Extract every line below that contains the string "page".

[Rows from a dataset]
★ ★ ★ ★ ★

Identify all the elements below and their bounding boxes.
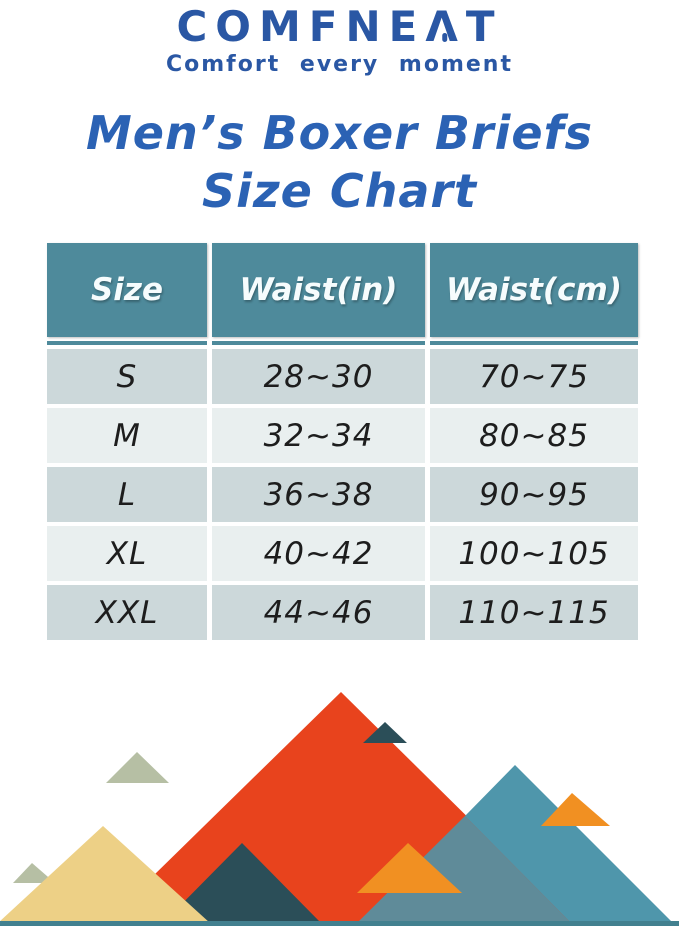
size-cell: XXL <box>47 585 207 640</box>
waist-in-cell: 44~46 <box>212 585 425 640</box>
brand-logo: COMFNEΛT <box>0 2 679 51</box>
waist-cm-cell: 110~115 <box>430 585 638 640</box>
page-title-line1: Men’s Boxer Briefs <box>86 106 593 160</box>
logo-letter-a: Λ <box>425 2 466 51</box>
logo-text-pre: COMFNE <box>176 2 426 51</box>
waist-cm-cell: 70~75 <box>430 349 638 404</box>
size-chart-table: Size Waist(in) Waist(cm) S 28~30 70~75 M… <box>47 243 638 640</box>
size-cell: XL <box>47 526 207 581</box>
header-underline <box>212 341 425 345</box>
brand-header: COMFNEΛT Comfort every moment <box>0 2 679 78</box>
column-header-size: Size <box>47 243 207 337</box>
logo-text-post: T <box>465 2 503 51</box>
page-title-line2: Size Chart <box>201 164 478 219</box>
waist-in-cell: 36~38 <box>212 467 425 522</box>
waist-cm-cell: 100~105 <box>430 526 638 581</box>
column-header-waist-in: Waist(in) <box>212 243 425 337</box>
waist-cm-cell: 90~95 <box>430 467 638 522</box>
ground-line <box>0 921 679 926</box>
header-underline <box>47 341 207 345</box>
size-cell: M <box>47 408 207 463</box>
size-cell: L <box>47 467 207 522</box>
waist-in-cell: 28~30 <box>212 349 425 404</box>
waist-in-cell: 40~42 <box>212 526 425 581</box>
waist-cm-cell: 80~85 <box>430 408 638 463</box>
page-title: Men’s Boxer Briefs Size Chart <box>0 104 679 221</box>
mountain-graphic <box>0 680 679 927</box>
column-header-waist-cm: Waist(cm) <box>430 243 638 337</box>
waist-in-cell: 32~34 <box>212 408 425 463</box>
header-underline <box>430 341 638 345</box>
brand-tagline: Comfort every moment <box>166 52 513 78</box>
size-cell: S <box>47 349 207 404</box>
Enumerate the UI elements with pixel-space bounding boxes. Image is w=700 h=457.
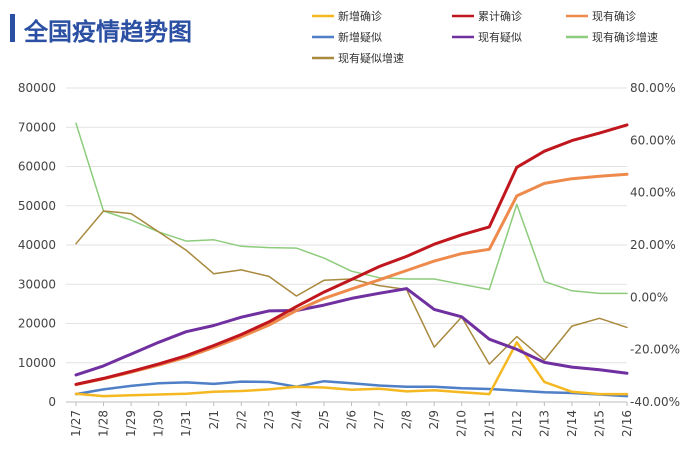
x-tick-label: 2/7 bbox=[372, 410, 386, 429]
right-axis-tick-label: -20.00% bbox=[630, 343, 680, 357]
legend-label: 现有确诊 bbox=[592, 9, 636, 23]
legend-label: 新增确诊 bbox=[338, 9, 382, 23]
x-tick-label: 2/5 bbox=[317, 410, 331, 429]
series-lines bbox=[74, 122, 629, 398]
right-axis-tick-label: -40.00% bbox=[630, 395, 680, 409]
x-tick-label: 2/11 bbox=[482, 410, 496, 437]
left-axis-tick-label: 60000 bbox=[18, 160, 56, 174]
legend-label: 现有疑似 bbox=[478, 30, 522, 44]
left-axis-ticks: 0 10000 20000 30000 40000 50000 60000 70000 8000… bbox=[18, 81, 56, 409]
right-axis-tick-label: 20.00% bbox=[630, 238, 676, 252]
x-tick-label: 2/3 bbox=[262, 410, 276, 429]
left-axis-tick-label: 70000 bbox=[18, 120, 56, 134]
left-axis-tick-label: 50000 bbox=[18, 199, 56, 213]
x-tick-label: 2/12 bbox=[510, 410, 524, 437]
left-axis-tick-label: 80000 bbox=[18, 81, 56, 95]
legend-label: 现有确诊增速 bbox=[592, 30, 658, 44]
x-tick-label: 2/6 bbox=[345, 410, 359, 429]
x-tick-label: 2/15 bbox=[592, 410, 606, 437]
x-tick-label: 2/1 bbox=[207, 410, 221, 429]
x-tick-label: 2/8 bbox=[400, 410, 414, 429]
x-tick-label: 1/31 bbox=[179, 410, 193, 437]
x-tick-label: 1/29 bbox=[124, 410, 138, 437]
right-axis-tick-label: 60.00% bbox=[630, 133, 676, 147]
x-axis-ticks: 1/27 1/28 1/29 1/30 1/31 2/1 2/2 2/3 2/4 2/5 2/6 2/… bbox=[69, 402, 634, 437]
series-line bbox=[74, 123, 629, 386]
right-axis-tick-label: 80.00% bbox=[630, 81, 676, 95]
legend-label: 累计确诊 bbox=[478, 9, 522, 23]
right-axis-ticks: -40.00% -20.00% 0.00% 20.00% 40.00% 60.00% 80.… bbox=[630, 81, 680, 409]
series-line bbox=[75, 122, 628, 295]
x-tick-label: 1/30 bbox=[152, 410, 166, 437]
x-tick-label: 2/13 bbox=[537, 410, 551, 437]
left-axis-tick-label: 10000 bbox=[18, 356, 56, 370]
left-axis-tick-label: 30000 bbox=[18, 277, 56, 291]
right-axis-tick-label: 40.00% bbox=[630, 186, 676, 200]
left-axis-tick-label: 20000 bbox=[18, 317, 56, 331]
x-tick-label: 2/16 bbox=[620, 410, 634, 437]
series-line bbox=[74, 287, 629, 377]
x-tick-label: 2/9 bbox=[427, 410, 441, 429]
x-tick-label: 2/2 bbox=[234, 410, 248, 429]
chart-title: 全国疫情趋势图 bbox=[23, 18, 192, 46]
legend-label: 现有疑似增速 bbox=[338, 51, 404, 65]
x-tick-label: 2/14 bbox=[565, 410, 579, 437]
x-tick-label: 2/4 bbox=[289, 410, 303, 429]
x-tick-label: 1/28 bbox=[97, 410, 111, 437]
grid-lines bbox=[66, 87, 627, 403]
x-tick-label: 2/10 bbox=[455, 410, 469, 437]
series-line bbox=[74, 341, 629, 398]
left-axis-tick-label: 40000 bbox=[18, 238, 56, 252]
right-axis-tick-label: 0.00% bbox=[630, 290, 668, 304]
title-accent-bar bbox=[10, 14, 15, 42]
x-tick-label: 1/27 bbox=[69, 410, 83, 437]
legend-label: 新增疑似 bbox=[338, 30, 382, 44]
series-line bbox=[74, 379, 629, 398]
left-axis-tick-label: 0 bbox=[48, 395, 56, 409]
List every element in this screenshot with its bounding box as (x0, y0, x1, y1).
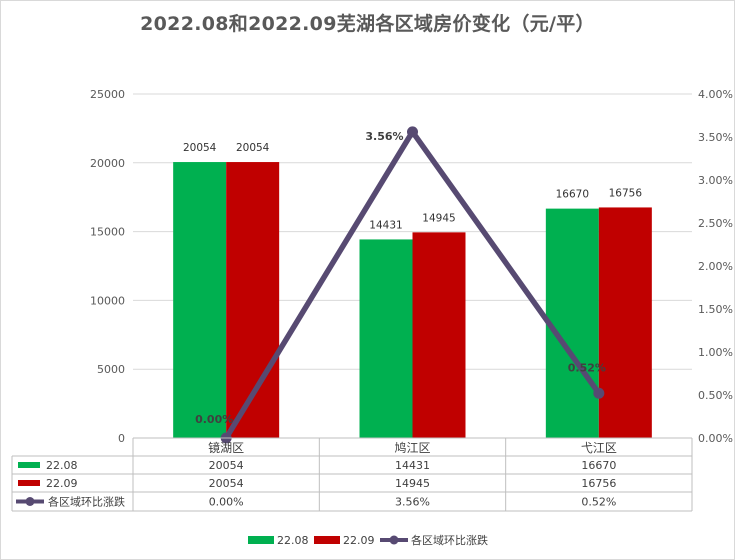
y-left-tick-label: 20000 (90, 157, 125, 170)
bar (359, 239, 413, 438)
bar-data-label: 16670 (556, 189, 589, 201)
bar-data-label: 20054 (236, 142, 270, 154)
y-right-tick-label: 3.00% (698, 174, 733, 187)
bar (545, 208, 599, 438)
table-series-name: 22.08 (46, 459, 78, 472)
line-data-label: 0.52% (568, 361, 606, 374)
table-cell: 20054 (209, 477, 244, 490)
table-cell: 0.52% (581, 496, 616, 509)
bar-data-label: 14431 (369, 219, 402, 231)
table-cell: 14945 (395, 477, 430, 490)
table-cell: 16756 (581, 477, 616, 490)
line-point (407, 126, 418, 138)
bar-data-label: 20054 (183, 142, 217, 154)
y-left-tick-label: 5000 (97, 363, 125, 376)
bar (412, 232, 466, 438)
y-right-tick-label: 1.00% (698, 346, 733, 359)
table-legend-key (18, 462, 40, 468)
bar (173, 162, 227, 439)
table-series-name: 22.09 (46, 477, 78, 490)
bar-data-label: 16756 (609, 187, 643, 199)
y-right-tick-label: 0.00% (698, 432, 733, 445)
y-right-tick-label: 3.50% (698, 131, 733, 144)
y-right-tick-label: 0.50% (698, 389, 733, 402)
legend-key (248, 536, 274, 544)
y-right-tick-label: 4.00% (698, 88, 733, 101)
line-data-label: 0.00% (195, 413, 233, 426)
y-left-tick-label: 15000 (90, 226, 125, 239)
y-left-tick-label: 0 (118, 432, 125, 445)
table-cell: 3.56% (395, 496, 430, 509)
bar (598, 207, 652, 438)
y-right-tick-label: 2.50% (698, 217, 733, 230)
bar-data-label: 14945 (422, 212, 455, 224)
legend-label: 22.09 (343, 534, 375, 547)
legend-key (389, 535, 399, 545)
chart-title: 2022.08和2022.09芜湖各区域房价变化（元/平） (140, 13, 595, 35)
line-data-label: 3.56% (365, 130, 403, 143)
legend-key (314, 536, 340, 544)
y-left-tick-label: 10000 (90, 294, 125, 307)
line-point (593, 387, 605, 399)
legend-label: 各区域环比涨跌 (411, 533, 488, 547)
table-legend-key (25, 497, 35, 506)
x-category-label: 镜湖区 (208, 440, 244, 455)
x-category-label: 弋江区 (581, 441, 617, 455)
table-series-name: 各区域环比涨跌 (48, 495, 125, 509)
x-category-label: 鸠江区 (394, 441, 430, 455)
legend-label: 22.08 (277, 534, 309, 547)
table-cell: 0.00% (209, 496, 244, 509)
y-right-tick-label: 2.00% (698, 260, 733, 273)
y-left-tick-label: 25000 (90, 88, 125, 101)
table-cell: 14431 (395, 459, 430, 472)
y-right-tick-label: 1.50% (698, 303, 733, 316)
table-cell: 16670 (581, 459, 616, 472)
table-cell: 20054 (209, 459, 244, 472)
table-legend-key (18, 480, 40, 486)
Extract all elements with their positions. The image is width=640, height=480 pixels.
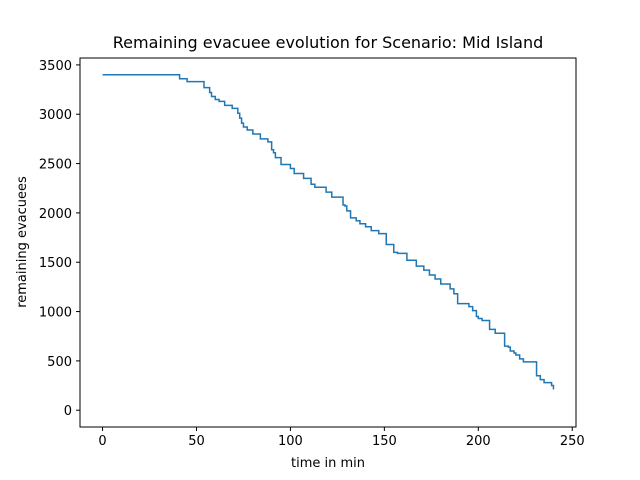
y-tick-label: 3000 (39, 108, 72, 123)
chart-title: Remaining evacuee evolution for Scenario… (113, 33, 544, 52)
y-axis-title: remaining evacuees (15, 176, 30, 308)
axis-ticks: 0 50 100 150 200 2500500100015002000250030003… (39, 59, 585, 449)
plot-frame (79, 57, 577, 428)
x-tick-label: 200 (466, 434, 491, 449)
y-tick-label: 3500 (39, 59, 72, 74)
plot-area (102, 74, 555, 390)
y-tick-label: 0 (64, 404, 72, 419)
x-tick-label: 50 (188, 434, 205, 449)
x-tick-label: 100 (278, 434, 303, 449)
y-tick-label: 1000 (39, 306, 72, 321)
x-tick-label: 150 (372, 434, 397, 449)
y-tick-label: 500 (47, 355, 72, 370)
x-tick-label: 250 (560, 434, 585, 449)
y-tick-label: 1500 (39, 256, 72, 271)
x-tick-label: 0 (98, 434, 106, 449)
remaining-evacuees-line (102, 74, 555, 390)
x-axis-title: time in min (291, 456, 365, 471)
y-tick-label: 2500 (39, 158, 72, 173)
y-tick-label: 2000 (39, 207, 72, 222)
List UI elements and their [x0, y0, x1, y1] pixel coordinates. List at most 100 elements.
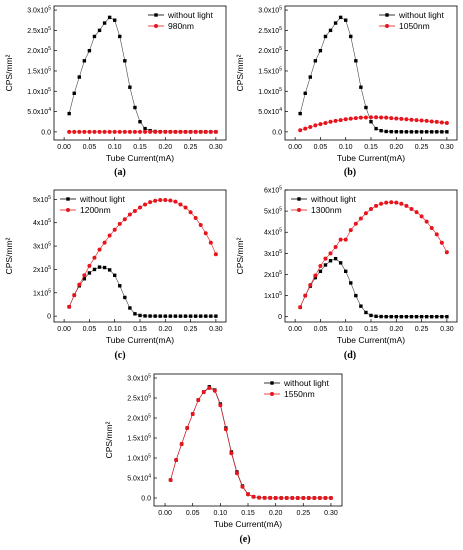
data-point-circle	[318, 264, 323, 269]
data-point-circle	[158, 129, 163, 134]
data-point-circle	[303, 293, 308, 298]
y-tick-label: 0.0	[272, 129, 282, 136]
data-point-square	[440, 130, 444, 134]
data-point-square	[318, 48, 323, 53]
data-point-circle	[363, 211, 368, 216]
y-tick-label: 1.5x105	[258, 66, 282, 75]
data-point-circle	[389, 116, 394, 121]
x-tick-label: 0.25	[184, 326, 198, 333]
data-point-square	[92, 267, 97, 272]
data-point-circle	[178, 129, 183, 134]
data-point-square	[128, 85, 132, 89]
x-tick-label: 0.20	[389, 144, 403, 151]
data-point-circle	[434, 119, 439, 124]
legend-marker-square	[270, 381, 274, 385]
data-point-square	[435, 314, 439, 319]
data-point-square	[188, 314, 193, 318]
data-point-square	[394, 314, 398, 319]
data-point-circle	[333, 118, 338, 123]
x-tick-label: 0.00	[288, 144, 302, 151]
data-point-circle	[429, 226, 434, 231]
data-point-square	[183, 314, 188, 318]
data-point-circle	[196, 398, 201, 402]
legend-label: without light	[398, 10, 445, 20]
data-point-circle	[308, 125, 313, 130]
data-point-circle	[223, 427, 228, 432]
data-point-square	[77, 75, 81, 79]
data-point-square	[158, 314, 162, 318]
data-point-square	[313, 59, 318, 63]
data-point-circle	[312, 495, 317, 500]
data-point-circle	[313, 273, 318, 278]
data-point-circle	[183, 205, 188, 210]
data-point-circle	[374, 203, 379, 208]
data-point-circle	[295, 495, 300, 500]
y-tick-label: 5.0x104	[27, 107, 51, 116]
y-tick-label: 2.5x105	[127, 394, 151, 403]
data-point-circle	[203, 231, 208, 236]
data-point-circle	[102, 240, 107, 245]
data-point-square	[173, 314, 178, 318]
y-tick-label: 2.0x105	[27, 46, 51, 55]
data-point-circle	[97, 129, 102, 134]
data-point-square	[430, 314, 434, 319]
series-line-2	[299, 201, 448, 308]
y-tick-label: 3x105	[264, 249, 282, 258]
data-point-circle	[174, 458, 179, 462]
data-point-square	[414, 130, 419, 134]
data-point-circle	[318, 122, 323, 127]
data-point-circle	[369, 207, 373, 212]
data-point-circle	[190, 412, 195, 416]
data-point-circle	[348, 228, 353, 233]
data-point-circle	[218, 403, 223, 408]
x-tick-label: 0.00	[57, 144, 71, 151]
data-point-circle	[138, 205, 142, 210]
data-point-circle	[409, 117, 414, 122]
data-point-square	[419, 314, 424, 319]
data-point-square	[148, 314, 152, 318]
data-point-circle	[279, 495, 284, 500]
data-point-circle	[306, 495, 311, 500]
data-point-square	[409, 314, 414, 319]
data-point-circle	[179, 442, 184, 446]
x-tick-label: 0.00	[158, 510, 172, 517]
data-point-circle	[185, 426, 190, 430]
x-tick-label: 0.30	[440, 144, 454, 151]
x-tick-label: 0.00	[288, 326, 302, 333]
x-tick-label: 0.15	[133, 144, 147, 151]
data-point-square	[364, 310, 368, 315]
data-point-square	[143, 126, 147, 131]
data-point-square	[107, 15, 112, 20]
legend-marker-circle	[154, 24, 158, 28]
data-point-square	[384, 314, 388, 319]
data-point-square	[349, 34, 353, 39]
y-tick-label: 5.0x104	[127, 474, 151, 483]
y-tick-label: 4x105	[264, 228, 282, 237]
data-point-square	[323, 34, 328, 39]
data-point-circle	[208, 129, 213, 134]
data-point-square	[435, 130, 439, 134]
y-tick-label: 3x105	[33, 242, 51, 251]
data-point-square	[328, 259, 333, 263]
x-tick-label: 0.10	[339, 326, 353, 333]
data-point-square	[399, 314, 404, 319]
data-point-square	[113, 273, 117, 277]
data-point-circle	[439, 120, 444, 125]
x-axis-label: Tube Current(mA)	[106, 153, 174, 163]
data-point-circle	[132, 209, 137, 214]
data-point-circle	[212, 388, 217, 393]
x-tick-label: 0.25	[415, 144, 429, 151]
data-point-circle	[394, 116, 399, 121]
y-tick-label: 5.0x104	[258, 107, 282, 116]
data-point-square	[445, 130, 449, 134]
y-tick-label: 4x105	[33, 218, 51, 227]
panel-caption: (e)	[239, 534, 250, 545]
data-point-square	[308, 75, 312, 79]
data-point-circle	[353, 116, 358, 121]
data-point-circle	[328, 119, 333, 124]
data-point-square	[440, 314, 444, 319]
data-point-circle	[82, 129, 87, 134]
legend-marker-square	[297, 197, 301, 201]
data-point-circle	[82, 273, 87, 278]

★ ★ ★ ★ ★

#### ANSWER FOR THIS EXERCISE:
page-title-line1: Men’s Boxer Briefs <box>86 106 593 160</box>
page-title-line2: Size Chart <box>201 164 478 219</box>
page-title: Men’s Boxer Briefs Size Chart <box>0 104 679 221</box>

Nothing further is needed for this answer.